_Directions for this task_
Print the data exactly, leaving nothing out.

Entries taken from a collection:
___

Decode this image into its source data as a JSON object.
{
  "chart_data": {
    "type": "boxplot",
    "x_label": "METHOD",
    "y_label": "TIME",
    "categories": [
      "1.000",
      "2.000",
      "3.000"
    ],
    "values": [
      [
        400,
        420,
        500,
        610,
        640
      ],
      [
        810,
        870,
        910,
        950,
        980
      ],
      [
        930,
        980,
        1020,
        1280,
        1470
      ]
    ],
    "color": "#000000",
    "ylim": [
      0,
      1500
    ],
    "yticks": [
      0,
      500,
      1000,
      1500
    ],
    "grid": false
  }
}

___

_Solution below_
Decode this image into its source data as a JSON object.
{
  "chart_data": {
    "type": "boxplot",
    "x_label": "METHOD",
    "y_label": "TIME",
    "categories": [
      "1.000",
      "2.000",
      "3.000"
    ],
    "values": [
      [
        400,
        420,
        500,
        610,
        640
      ],
      [
        810,
        870,
        910,
        950,
        980
      ],
      [
        930,
        980,
        1020,
        1280,
        1470
      ]
    ],
    "color": "#000000",
    "ylim": [
      0,
      1500
    ],
    "yticks": [
      0,
      500,
      1000,
      1500
    ],
    "grid": false
  }
}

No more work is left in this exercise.